=== Dataset ===

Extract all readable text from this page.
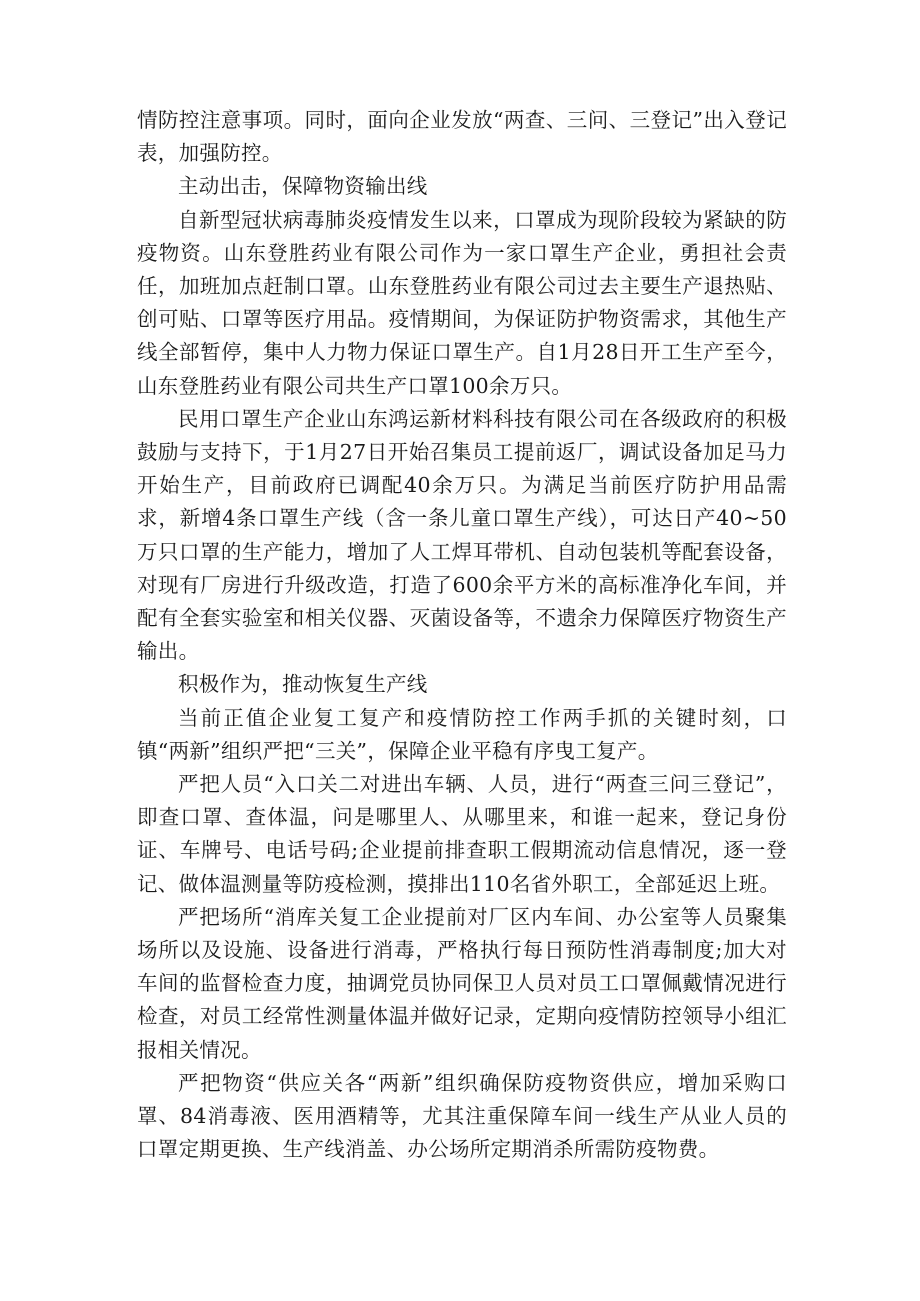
情防控注意事项。同时，面向企业发放“两查、三问、三登记”出入登记表，加强防控。

主动出击，保障物资输出线

自新型冠状病毒肺炎疫情发生以来，口罩成为现阶段较为紧缺的防疫物资。山东登胜药业有限公司作为一家口罩生产企业，勇担社会责任，加班加点赶制口罩。山东登胜药业有限公司过去主要生产退热贴、创可贴、口罩等医疗用品。疫情期间，为保证防护物资需求，其他生产线全部暂停，集中人力物力保证口罩生产。自1月28日开工生产至今，山东登胜药业有限公司共生产口罩100余万只。

民用口罩生产企业山东鸿运新材料科技有限公司在各级政府的积极鼓励与支持下，于1月27日开始召集员工提前返厂，调试设备加足马力开始生产，目前政府已调配40余万只。为满足当前医疗防护用品需求，新增4条口罩生产线（含一条儿童口罩生产线），可达日产40~50万只口罩的生产能力，增加了人工焊耳带机、自动包装机等配套设备，对现有厂房进行升级改造，打造了600余平方米的高标准净化车间，并配有全套实验室和相关仪器、灭菌设备等，不遗余力保障医疗物资生产输出。

积极作为，推动恢复生产线

当前正值企业复工复产和疫情防控工作两手抓的关键时刻，口镇“两新”组织严把“三关”，保障企业平稳有序曳工复产。

严把人员“入口关二对进出车辆、人员，进行“两查三问三登记”，即查口罩、查体温，问是哪里人、从哪里来，和谁一起来，登记身份证、车牌号、电话号码;企业提前排查职工假期流动信息情况，逐一登记、做体温测量等防疫检测，摸排出110名省外职工，全部延迟上班。

严把场所“消库关复工企业提前对厂区内车间、办公室等人员聚集场所以及设施、设备进行消毒，严格执行每日预防性消毒制度;加大对车间的监督检查力度，抽调党员协同保卫人员对员工口罩佩戴情况进行检查，对员工经常性测量体温并做好记录，定期向疫情防控领导小组汇报相关情况。

严把物资“供应关各“两新”组织确保防疫物资供应，增加采购口罩、84消毒液、医用酒精等，尤其注重保障车间一线生产从业人员的口罩定期更换、生产线消盖、办公场所定期消杀所需防疫物费。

===

What is expected
Pictures stay out of the copy; please restate every record above exactly.

Solution for this problem
Extract all readable text from this page.
情防控注意事项。同时，面向企业发放“两查、三问、三登记”出入登记表，加强防控。

主动出击，保障物资输出线

自新型冠状病毒肺炎疫情发生以来，口罩成为现阶段较为紧缺的防疫物资。山东登胜药业有限公司作为一家口罩生产企业，勇担社会责任，加班加点赶制口罩。山东登胜药业有限公司过去主要生产退热贴、创可贴、口罩等医疗用品。疫情期间，为保证防护物资需求，其他生产线全部暂停，集中人力物力保证口罩生产。自1月28日开工生产至今，山东登胜药业有限公司共生产口罩100余万只。

民用口罩生产企业山东鸿运新材料科技有限公司在各级政府的积极鼓励与支持下，于1月27日开始召集员工提前返厂，调试设备加足马力开始生产，目前政府已调配40余万只。为满足当前医疗防护用品需求，新增4条口罩生产线（含一条儿童口罩生产线），可达日产40~50万只口罩的生产能力，增加了人工焊耳带机、自动包装机等配套设备，对现有厂房进行升级改造，打造了600余平方米的高标准净化车间，并配有全套实验室和相关仪器、灭菌设备等，不遗余力保障医疗物资生产输出。

积极作为，推动恢复生产线

当前正值企业复工复产和疫情防控工作两手抓的关键时刻，口镇“两新”组织严把“三关”，保障企业平稳有序曳工复产。

严把人员“入口关二对进出车辆、人员，进行“两查三问三登记”，即查口罩、查体温，问是哪里人、从哪里来，和谁一起来，登记身份证、车牌号、电话号码;企业提前排查职工假期流动信息情况，逐一登记、做体温测量等防疫检测，摸排出110名省外职工，全部延迟上班。

严把场所“消库关复工企业提前对厂区内车间、办公室等人员聚集场所以及设施、设备进行消毒，严格执行每日预防性消毒制度;加大对车间的监督检查力度，抽调党员协同保卫人员对员工口罩佩戴情况进行检查，对员工经常性测量体温并做好记录，定期向疫情防控领导小组汇报相关情况。

严把物资“供应关各“两新”组织确保防疫物资供应，增加采购口罩、84消毒液、医用酒精等，尤其注重保障车间一线生产从业人员的口罩定期更换、生产线消盖、办公场所定期消杀所需防疫物费。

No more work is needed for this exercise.